**Goal**
From the entries below, copy every line that holds the word "script".

**Rows**
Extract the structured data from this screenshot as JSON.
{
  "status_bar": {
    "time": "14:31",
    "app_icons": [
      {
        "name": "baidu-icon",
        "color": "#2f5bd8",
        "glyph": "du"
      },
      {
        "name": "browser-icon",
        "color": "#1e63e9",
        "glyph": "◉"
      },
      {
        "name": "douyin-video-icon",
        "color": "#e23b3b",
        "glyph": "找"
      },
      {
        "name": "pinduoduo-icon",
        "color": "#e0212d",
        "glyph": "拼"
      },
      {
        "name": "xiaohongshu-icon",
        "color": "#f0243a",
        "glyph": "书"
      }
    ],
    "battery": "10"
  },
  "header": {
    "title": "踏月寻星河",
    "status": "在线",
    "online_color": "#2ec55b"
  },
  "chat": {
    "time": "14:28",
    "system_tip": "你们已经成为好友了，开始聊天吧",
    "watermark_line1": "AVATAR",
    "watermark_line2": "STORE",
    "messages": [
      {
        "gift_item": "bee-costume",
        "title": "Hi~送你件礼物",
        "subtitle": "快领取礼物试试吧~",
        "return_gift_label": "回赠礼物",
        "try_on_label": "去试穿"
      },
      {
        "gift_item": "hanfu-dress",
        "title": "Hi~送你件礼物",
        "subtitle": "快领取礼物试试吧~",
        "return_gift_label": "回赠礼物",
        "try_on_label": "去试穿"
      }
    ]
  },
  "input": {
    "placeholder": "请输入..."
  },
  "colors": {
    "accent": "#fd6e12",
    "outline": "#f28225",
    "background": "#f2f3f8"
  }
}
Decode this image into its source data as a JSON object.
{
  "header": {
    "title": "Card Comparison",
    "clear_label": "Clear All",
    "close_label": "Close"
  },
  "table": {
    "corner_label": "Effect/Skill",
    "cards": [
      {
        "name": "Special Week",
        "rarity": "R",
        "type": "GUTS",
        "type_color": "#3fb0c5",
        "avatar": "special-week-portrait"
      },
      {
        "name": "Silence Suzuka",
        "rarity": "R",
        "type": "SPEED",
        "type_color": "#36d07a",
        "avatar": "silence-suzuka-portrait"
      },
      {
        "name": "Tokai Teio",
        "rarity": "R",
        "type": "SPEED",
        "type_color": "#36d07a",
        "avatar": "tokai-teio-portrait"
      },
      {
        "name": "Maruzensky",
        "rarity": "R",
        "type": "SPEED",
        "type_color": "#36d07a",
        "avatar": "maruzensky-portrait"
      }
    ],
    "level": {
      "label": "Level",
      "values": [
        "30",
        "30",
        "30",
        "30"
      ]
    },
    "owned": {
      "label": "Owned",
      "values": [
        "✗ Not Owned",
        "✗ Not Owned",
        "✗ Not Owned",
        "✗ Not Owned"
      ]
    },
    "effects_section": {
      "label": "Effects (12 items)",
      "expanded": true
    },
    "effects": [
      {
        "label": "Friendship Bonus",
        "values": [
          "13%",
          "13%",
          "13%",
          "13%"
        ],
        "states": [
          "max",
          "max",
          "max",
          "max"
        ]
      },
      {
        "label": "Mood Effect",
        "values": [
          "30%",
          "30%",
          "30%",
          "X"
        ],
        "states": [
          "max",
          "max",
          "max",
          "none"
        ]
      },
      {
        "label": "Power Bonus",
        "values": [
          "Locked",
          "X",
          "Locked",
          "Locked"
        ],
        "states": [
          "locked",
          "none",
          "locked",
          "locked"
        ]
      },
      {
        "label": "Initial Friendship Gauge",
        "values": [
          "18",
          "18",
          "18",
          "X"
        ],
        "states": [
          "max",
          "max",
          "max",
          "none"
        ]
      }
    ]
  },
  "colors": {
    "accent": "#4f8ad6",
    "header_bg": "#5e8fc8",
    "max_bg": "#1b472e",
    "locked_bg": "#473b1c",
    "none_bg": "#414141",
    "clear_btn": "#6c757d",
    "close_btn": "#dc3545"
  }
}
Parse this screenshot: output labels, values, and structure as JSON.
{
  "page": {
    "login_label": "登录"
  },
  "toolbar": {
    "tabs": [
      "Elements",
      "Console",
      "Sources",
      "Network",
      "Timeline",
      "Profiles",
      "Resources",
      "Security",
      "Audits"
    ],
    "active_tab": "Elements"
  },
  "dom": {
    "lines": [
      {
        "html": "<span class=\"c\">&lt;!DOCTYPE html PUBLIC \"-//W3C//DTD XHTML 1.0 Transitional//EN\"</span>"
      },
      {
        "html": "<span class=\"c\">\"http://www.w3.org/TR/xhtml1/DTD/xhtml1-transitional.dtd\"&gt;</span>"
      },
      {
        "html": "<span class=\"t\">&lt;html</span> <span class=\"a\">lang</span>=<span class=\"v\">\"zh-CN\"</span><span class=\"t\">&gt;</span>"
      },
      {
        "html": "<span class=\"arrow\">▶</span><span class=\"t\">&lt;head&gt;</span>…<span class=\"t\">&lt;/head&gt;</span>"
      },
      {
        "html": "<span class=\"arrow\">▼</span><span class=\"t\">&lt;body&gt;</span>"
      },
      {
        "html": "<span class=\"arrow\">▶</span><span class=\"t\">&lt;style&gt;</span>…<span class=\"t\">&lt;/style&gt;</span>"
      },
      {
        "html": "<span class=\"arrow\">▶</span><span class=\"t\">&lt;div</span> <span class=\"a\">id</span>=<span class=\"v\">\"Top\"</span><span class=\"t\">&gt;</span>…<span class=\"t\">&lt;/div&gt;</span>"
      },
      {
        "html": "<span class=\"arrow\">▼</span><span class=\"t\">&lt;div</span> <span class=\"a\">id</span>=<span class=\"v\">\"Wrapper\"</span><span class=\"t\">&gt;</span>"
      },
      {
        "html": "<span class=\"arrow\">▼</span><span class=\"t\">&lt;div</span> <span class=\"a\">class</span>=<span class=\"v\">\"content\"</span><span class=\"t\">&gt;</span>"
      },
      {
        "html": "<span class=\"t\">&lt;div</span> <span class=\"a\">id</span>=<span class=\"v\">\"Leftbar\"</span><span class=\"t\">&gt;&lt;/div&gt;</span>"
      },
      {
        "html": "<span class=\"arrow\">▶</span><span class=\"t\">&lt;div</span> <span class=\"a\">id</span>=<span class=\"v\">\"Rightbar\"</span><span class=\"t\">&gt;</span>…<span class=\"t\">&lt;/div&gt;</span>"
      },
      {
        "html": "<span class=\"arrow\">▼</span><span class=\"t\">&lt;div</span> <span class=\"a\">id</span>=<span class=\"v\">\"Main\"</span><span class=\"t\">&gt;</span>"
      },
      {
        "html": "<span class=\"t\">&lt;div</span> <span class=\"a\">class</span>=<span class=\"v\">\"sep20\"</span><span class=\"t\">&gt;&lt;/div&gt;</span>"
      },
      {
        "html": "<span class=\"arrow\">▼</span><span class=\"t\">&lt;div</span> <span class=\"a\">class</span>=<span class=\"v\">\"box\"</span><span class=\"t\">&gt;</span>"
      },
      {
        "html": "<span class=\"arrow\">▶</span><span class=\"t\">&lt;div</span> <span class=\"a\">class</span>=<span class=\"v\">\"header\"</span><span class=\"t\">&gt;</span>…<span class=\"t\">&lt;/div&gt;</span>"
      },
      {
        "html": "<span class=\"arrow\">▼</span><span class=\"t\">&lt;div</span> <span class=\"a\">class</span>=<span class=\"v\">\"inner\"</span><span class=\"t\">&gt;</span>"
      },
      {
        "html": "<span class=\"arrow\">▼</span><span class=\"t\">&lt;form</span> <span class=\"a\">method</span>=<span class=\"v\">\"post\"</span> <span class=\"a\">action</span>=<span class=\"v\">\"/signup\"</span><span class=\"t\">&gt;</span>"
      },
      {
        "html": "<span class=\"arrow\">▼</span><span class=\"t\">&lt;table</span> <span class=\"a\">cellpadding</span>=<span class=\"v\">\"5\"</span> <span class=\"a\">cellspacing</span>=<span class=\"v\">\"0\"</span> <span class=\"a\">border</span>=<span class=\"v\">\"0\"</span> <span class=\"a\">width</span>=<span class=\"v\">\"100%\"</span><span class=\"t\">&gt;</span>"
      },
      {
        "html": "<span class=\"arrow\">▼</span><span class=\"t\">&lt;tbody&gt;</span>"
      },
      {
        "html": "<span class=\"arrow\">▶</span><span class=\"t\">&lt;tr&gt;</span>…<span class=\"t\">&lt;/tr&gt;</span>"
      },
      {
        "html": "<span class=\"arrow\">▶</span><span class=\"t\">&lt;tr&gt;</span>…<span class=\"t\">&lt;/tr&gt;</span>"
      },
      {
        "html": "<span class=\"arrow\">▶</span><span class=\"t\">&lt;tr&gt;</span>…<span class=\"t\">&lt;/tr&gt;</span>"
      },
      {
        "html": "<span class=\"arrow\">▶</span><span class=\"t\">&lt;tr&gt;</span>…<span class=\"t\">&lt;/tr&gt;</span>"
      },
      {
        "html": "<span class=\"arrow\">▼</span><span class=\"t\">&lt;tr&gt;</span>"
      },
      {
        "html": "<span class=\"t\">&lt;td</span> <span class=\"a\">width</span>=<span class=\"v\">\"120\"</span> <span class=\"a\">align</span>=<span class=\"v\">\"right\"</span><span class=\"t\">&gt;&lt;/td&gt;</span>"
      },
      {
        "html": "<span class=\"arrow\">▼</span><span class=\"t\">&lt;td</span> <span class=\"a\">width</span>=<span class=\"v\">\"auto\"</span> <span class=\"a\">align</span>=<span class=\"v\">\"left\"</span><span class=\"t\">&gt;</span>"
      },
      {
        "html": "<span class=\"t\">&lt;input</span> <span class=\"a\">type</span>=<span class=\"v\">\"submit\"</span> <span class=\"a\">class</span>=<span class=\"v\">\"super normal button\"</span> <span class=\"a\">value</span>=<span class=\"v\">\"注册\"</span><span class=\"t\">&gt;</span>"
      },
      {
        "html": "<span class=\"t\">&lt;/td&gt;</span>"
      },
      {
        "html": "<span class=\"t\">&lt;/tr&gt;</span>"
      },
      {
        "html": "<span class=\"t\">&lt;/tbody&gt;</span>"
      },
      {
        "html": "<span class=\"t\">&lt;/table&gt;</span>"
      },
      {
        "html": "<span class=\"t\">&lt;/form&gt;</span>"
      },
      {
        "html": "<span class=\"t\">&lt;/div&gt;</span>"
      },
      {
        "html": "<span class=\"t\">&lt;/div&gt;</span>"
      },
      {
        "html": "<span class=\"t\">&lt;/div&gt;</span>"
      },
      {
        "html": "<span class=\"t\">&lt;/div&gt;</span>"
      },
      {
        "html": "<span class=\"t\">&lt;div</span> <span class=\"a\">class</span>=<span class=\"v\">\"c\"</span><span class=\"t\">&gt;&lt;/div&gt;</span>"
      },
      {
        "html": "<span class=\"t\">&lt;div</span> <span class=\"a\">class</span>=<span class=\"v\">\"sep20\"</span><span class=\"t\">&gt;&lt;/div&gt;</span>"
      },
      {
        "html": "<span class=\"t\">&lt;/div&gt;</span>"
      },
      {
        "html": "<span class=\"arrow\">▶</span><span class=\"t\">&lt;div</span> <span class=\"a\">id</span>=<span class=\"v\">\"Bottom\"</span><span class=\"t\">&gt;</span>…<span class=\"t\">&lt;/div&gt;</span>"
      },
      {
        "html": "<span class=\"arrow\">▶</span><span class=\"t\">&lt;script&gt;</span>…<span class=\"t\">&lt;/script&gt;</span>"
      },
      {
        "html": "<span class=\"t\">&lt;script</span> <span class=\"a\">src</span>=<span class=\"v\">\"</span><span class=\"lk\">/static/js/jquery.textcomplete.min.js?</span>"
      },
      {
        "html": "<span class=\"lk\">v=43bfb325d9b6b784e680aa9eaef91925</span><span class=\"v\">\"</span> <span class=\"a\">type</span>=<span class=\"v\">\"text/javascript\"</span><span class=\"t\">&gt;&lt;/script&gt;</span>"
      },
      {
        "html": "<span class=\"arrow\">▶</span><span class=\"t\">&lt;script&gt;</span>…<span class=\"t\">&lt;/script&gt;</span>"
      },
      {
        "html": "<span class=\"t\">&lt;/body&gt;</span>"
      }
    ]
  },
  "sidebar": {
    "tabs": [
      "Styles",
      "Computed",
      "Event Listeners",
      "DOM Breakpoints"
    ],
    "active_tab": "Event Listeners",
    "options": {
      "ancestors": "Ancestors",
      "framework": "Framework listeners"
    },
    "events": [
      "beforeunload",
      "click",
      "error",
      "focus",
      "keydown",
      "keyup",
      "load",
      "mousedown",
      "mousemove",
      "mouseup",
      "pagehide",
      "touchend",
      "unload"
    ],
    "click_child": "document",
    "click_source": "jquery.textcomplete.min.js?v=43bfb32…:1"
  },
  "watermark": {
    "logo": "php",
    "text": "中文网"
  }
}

**Task output**
        "html": "<span class=\"arrow\">▶</span><span class=\"t\">&lt;script&gt;</span>…<span class=\"t\">&lt;/script&gt;</span>"
        "html": "<span class=\"t\">&lt;script</span> <span class=\"a\">src</span>=<span class=\"v\">\"</span><span class=\"lk\">/static/js/jquery.textcomplete.min.js?</span>"
        "html": "<span class=\"lk\">v=43bfb325d9b6b784e680aa9eaef91925</span><span class=\"v\">\"</span> <span class=\"a\">type</span>=<span class=\"v\">\"text/javascript\"</span><span class=\"t\">&gt;&lt;/script&gt;</span>"
        "html": "<span class=\"arrow\">▶</span><span class=\"t\">&lt;script&gt;</span>…<span class=\"t\">&lt;/script&gt;</span>"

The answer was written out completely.